_TASK_:
Locate the lines that hold the string "JSON". Copy every such line.

○ ○ ○ ○

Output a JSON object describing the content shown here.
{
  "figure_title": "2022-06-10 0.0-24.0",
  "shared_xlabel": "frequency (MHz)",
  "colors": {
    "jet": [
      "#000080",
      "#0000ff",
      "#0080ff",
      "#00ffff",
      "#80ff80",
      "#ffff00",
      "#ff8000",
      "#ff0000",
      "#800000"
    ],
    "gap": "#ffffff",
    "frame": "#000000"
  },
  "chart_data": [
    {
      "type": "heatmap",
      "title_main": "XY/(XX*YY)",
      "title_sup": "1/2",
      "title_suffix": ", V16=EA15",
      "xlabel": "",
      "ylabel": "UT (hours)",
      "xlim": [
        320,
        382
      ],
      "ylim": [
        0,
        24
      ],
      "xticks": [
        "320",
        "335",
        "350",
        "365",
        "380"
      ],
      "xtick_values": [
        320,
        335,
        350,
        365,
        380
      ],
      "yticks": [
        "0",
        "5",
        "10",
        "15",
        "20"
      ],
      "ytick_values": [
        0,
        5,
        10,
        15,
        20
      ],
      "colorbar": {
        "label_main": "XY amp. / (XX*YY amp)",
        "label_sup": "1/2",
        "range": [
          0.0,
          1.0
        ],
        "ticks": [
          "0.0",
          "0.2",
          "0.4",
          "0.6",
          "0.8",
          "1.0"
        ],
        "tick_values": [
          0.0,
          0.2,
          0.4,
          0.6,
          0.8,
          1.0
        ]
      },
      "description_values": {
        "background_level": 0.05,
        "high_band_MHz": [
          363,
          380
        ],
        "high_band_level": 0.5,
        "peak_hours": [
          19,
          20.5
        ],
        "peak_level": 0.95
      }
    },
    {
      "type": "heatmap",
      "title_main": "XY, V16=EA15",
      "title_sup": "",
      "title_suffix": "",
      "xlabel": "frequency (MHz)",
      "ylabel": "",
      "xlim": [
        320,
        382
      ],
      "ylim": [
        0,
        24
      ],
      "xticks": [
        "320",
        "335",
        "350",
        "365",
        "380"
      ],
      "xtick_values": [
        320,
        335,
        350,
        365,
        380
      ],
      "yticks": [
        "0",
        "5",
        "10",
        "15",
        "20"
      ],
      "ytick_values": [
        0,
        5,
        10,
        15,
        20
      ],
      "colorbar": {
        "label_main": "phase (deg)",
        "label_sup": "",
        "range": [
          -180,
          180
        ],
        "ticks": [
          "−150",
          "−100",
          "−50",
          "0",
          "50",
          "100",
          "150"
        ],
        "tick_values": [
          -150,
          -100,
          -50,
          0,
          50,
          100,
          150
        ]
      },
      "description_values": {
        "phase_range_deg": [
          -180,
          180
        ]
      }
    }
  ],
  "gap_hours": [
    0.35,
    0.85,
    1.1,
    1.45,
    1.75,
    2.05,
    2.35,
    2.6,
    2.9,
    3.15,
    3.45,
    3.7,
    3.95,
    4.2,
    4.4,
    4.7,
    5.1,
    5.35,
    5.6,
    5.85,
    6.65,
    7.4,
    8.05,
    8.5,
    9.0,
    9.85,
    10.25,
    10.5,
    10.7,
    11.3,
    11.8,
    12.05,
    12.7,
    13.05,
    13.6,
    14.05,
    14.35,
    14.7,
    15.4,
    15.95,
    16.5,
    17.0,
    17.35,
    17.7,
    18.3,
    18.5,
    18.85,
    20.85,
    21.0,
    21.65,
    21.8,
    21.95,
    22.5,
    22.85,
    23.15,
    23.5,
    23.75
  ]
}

○ ○ ○ ○

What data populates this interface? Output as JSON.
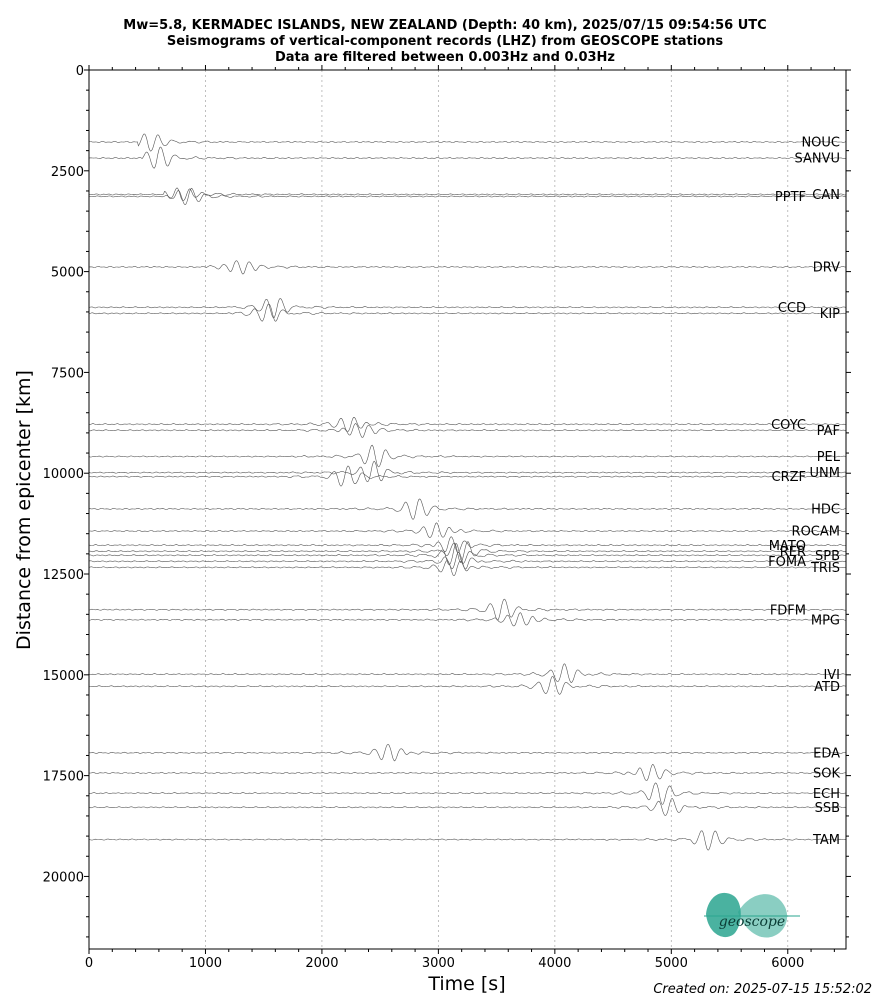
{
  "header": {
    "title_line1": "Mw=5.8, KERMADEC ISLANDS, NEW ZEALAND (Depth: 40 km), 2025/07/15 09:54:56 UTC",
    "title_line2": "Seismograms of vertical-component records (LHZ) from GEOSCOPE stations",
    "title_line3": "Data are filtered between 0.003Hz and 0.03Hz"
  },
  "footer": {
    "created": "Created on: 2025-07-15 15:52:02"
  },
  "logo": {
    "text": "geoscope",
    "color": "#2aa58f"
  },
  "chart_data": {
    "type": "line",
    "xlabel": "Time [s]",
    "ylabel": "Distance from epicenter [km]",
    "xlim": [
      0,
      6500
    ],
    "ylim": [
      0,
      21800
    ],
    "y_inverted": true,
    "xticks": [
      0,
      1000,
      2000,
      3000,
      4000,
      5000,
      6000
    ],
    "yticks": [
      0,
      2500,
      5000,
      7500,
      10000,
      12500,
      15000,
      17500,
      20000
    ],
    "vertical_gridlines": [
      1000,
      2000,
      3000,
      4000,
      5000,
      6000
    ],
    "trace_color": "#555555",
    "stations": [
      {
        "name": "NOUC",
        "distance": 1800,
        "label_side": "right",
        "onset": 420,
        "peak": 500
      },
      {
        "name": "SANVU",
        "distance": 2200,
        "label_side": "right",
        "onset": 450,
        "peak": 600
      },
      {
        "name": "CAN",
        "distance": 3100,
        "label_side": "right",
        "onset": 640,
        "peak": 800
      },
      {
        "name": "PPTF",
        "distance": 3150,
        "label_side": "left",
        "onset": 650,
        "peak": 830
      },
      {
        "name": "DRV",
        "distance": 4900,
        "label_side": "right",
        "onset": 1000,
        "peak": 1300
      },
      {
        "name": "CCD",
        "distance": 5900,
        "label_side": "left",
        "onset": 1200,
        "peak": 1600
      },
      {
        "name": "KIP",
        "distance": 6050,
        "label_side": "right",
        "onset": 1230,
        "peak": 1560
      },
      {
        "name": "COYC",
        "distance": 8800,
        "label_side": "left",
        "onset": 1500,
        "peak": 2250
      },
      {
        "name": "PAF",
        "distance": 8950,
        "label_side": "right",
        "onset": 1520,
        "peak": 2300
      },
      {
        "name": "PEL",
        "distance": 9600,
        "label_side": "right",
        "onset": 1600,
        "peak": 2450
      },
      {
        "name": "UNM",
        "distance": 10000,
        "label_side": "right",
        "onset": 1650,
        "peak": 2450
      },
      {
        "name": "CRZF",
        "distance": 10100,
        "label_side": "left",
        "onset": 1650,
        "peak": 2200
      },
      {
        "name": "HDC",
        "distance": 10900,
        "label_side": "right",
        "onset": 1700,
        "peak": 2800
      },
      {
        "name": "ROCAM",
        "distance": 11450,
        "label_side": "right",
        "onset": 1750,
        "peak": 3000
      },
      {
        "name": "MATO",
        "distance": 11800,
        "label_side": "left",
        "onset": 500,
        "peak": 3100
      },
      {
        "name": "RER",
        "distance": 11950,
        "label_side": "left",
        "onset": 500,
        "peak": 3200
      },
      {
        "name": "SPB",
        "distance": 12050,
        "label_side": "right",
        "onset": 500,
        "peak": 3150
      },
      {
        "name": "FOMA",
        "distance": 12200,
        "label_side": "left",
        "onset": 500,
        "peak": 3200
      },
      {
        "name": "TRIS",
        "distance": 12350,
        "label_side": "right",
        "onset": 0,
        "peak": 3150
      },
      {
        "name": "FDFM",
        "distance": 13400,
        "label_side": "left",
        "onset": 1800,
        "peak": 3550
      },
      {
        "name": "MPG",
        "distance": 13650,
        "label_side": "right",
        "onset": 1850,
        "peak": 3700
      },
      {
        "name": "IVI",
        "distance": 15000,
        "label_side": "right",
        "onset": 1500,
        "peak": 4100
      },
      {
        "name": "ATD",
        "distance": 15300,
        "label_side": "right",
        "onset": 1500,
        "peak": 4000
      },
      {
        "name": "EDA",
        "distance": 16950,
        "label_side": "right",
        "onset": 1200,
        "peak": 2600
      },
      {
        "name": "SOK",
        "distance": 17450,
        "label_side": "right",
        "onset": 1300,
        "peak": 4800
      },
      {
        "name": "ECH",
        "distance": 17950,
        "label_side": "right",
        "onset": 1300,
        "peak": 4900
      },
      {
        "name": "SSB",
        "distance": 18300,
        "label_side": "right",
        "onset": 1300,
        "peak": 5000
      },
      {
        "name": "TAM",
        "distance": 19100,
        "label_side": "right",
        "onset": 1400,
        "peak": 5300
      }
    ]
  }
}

○ ○ ○ ○

_EXERCISE RESULT_:
Output a JSON object describing the content shown here.
What data populates this interface? Output as JSON.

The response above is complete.